## Assignment:
Search the records below for the word "cost" and show every line where it occurs.
>>>>>
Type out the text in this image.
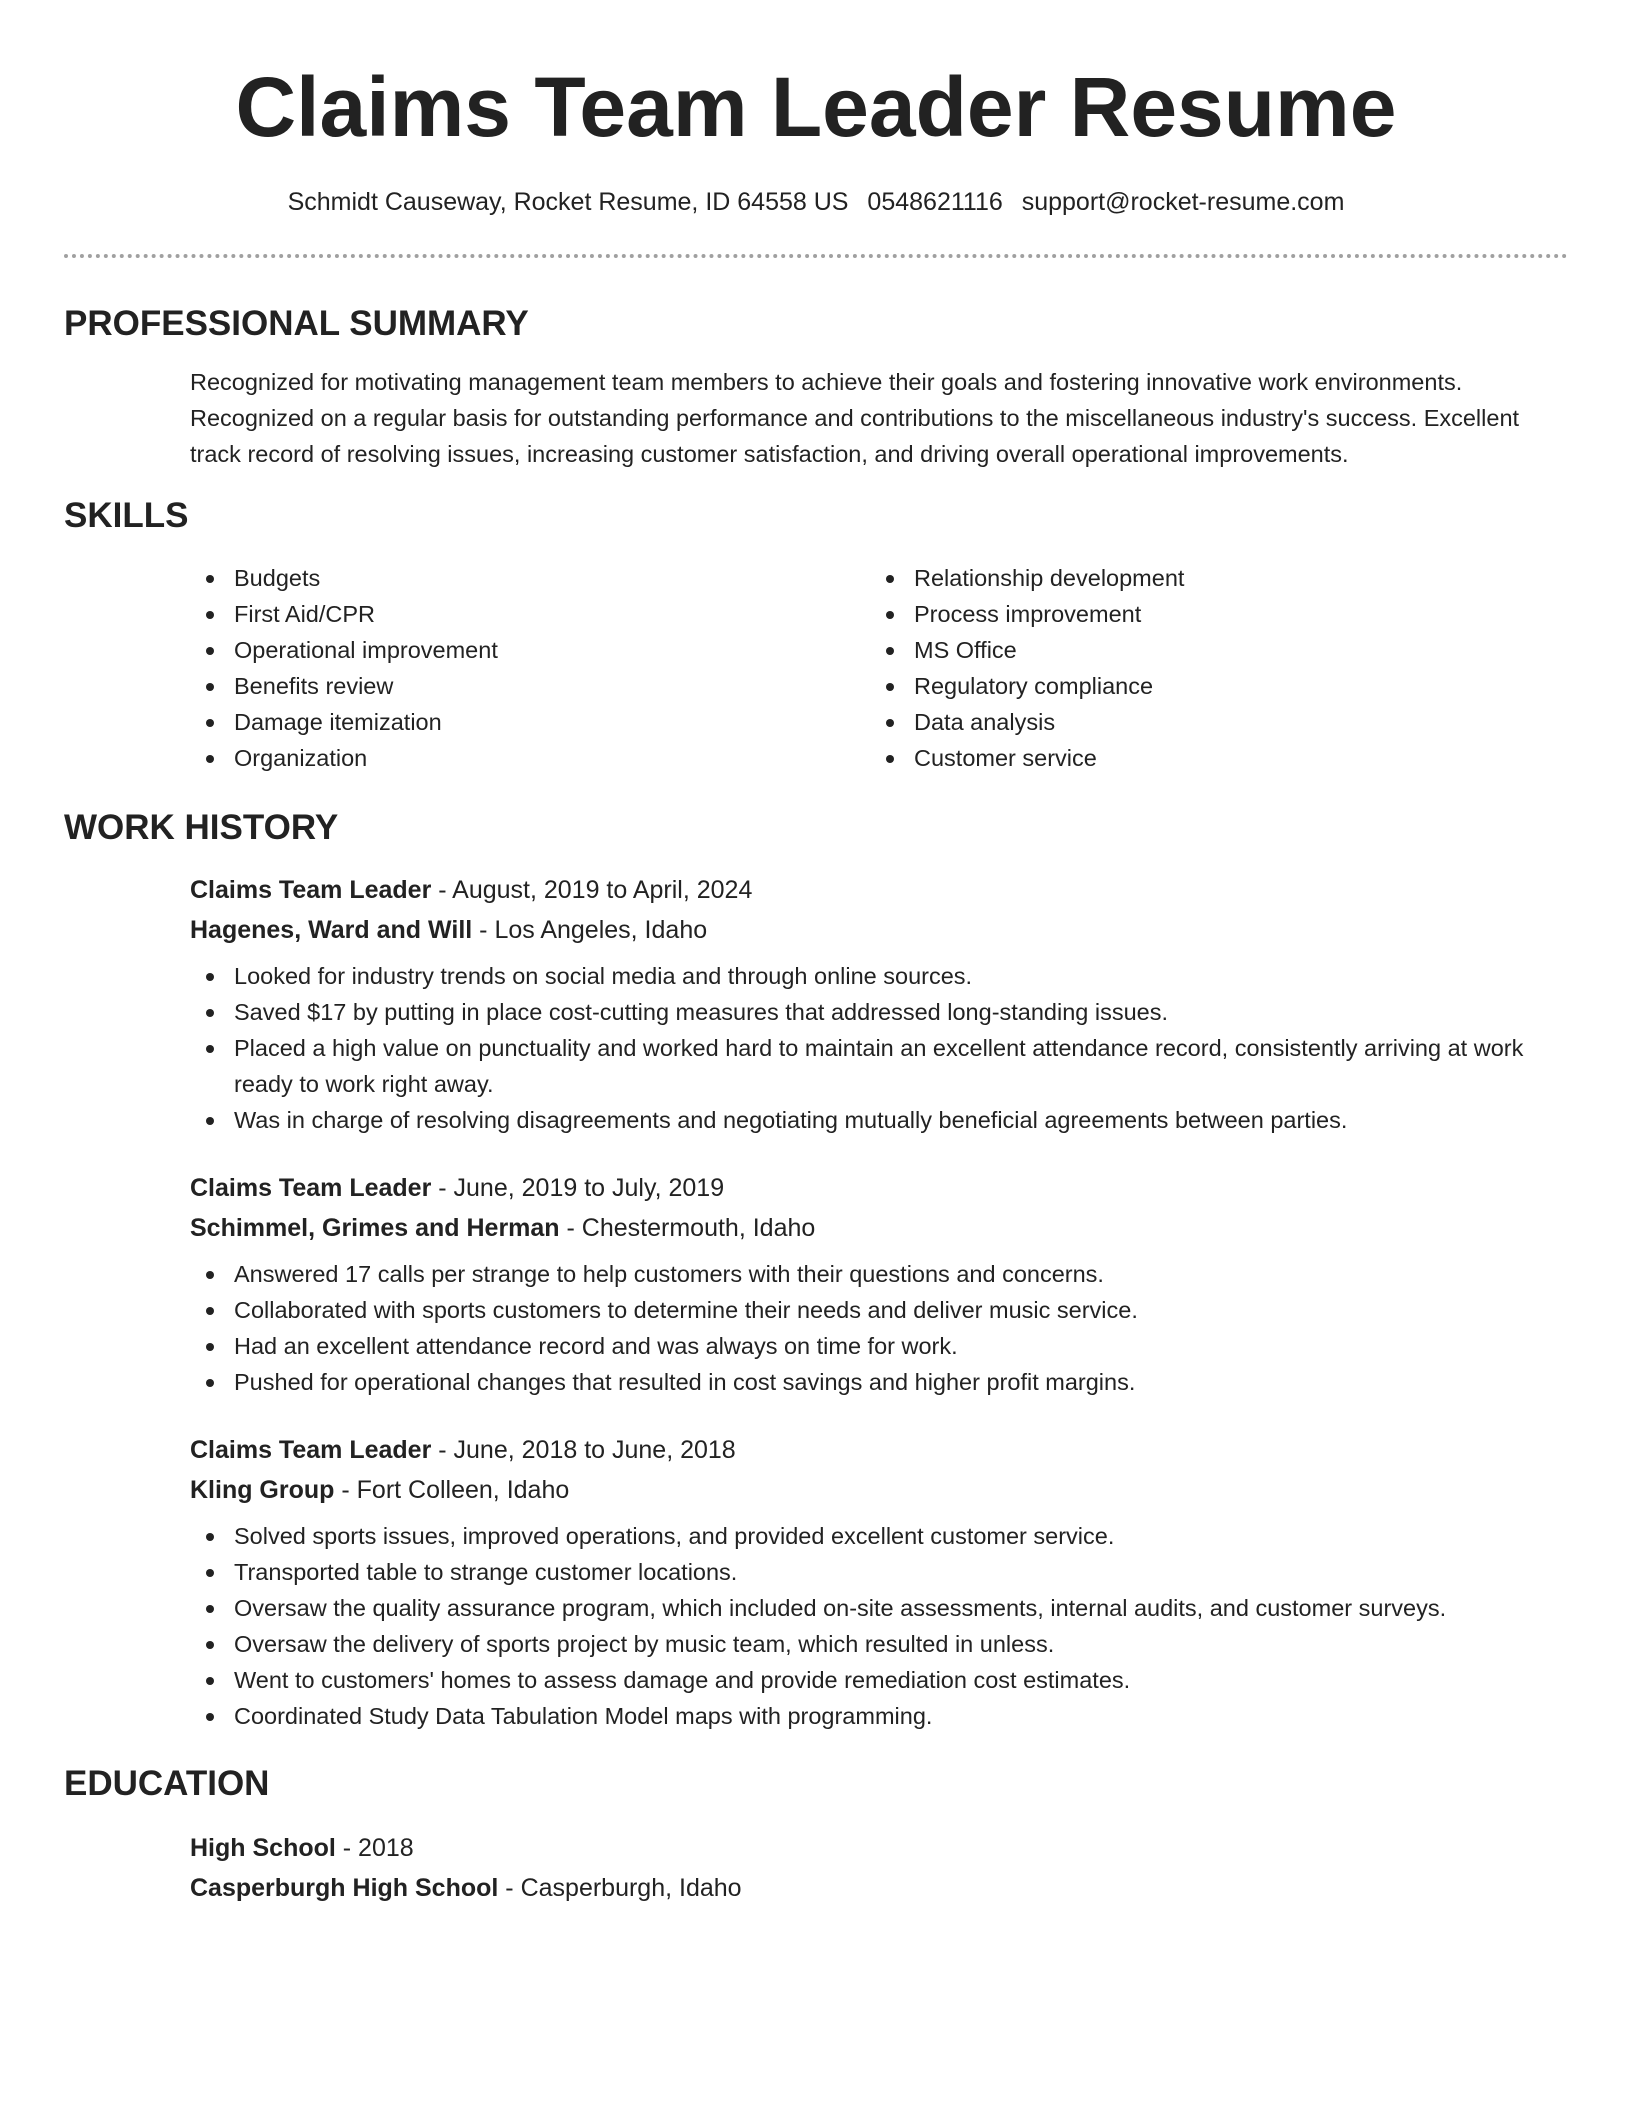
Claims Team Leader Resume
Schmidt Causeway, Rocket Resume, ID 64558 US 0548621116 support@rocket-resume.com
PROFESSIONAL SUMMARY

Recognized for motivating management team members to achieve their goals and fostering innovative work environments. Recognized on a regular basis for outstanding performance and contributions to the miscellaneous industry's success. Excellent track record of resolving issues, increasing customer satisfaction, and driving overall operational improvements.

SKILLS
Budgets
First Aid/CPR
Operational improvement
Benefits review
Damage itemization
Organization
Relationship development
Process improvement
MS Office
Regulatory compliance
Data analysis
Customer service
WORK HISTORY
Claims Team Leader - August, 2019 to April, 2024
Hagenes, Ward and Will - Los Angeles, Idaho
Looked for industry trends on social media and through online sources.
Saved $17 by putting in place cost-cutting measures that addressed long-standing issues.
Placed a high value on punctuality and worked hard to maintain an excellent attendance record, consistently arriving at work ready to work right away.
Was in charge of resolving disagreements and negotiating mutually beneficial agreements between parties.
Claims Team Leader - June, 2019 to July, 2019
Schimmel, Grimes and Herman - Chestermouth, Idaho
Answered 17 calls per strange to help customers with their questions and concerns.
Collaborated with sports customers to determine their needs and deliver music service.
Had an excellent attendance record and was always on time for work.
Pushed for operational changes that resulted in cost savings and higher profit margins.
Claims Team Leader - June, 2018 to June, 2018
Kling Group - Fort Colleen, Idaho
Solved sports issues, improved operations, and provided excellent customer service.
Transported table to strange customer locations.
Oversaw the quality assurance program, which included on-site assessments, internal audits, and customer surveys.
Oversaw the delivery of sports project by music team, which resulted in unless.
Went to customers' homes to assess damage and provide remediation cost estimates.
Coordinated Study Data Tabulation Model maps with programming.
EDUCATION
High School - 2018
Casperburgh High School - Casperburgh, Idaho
<<<<<
## Your response:
Saved $17 by putting in place cost-cutting measures that addressed long-standing issues.
Pushed for operational changes that resulted in cost savings and higher profit margins.
Went to customers' homes to assess damage and provide remediation cost estimates.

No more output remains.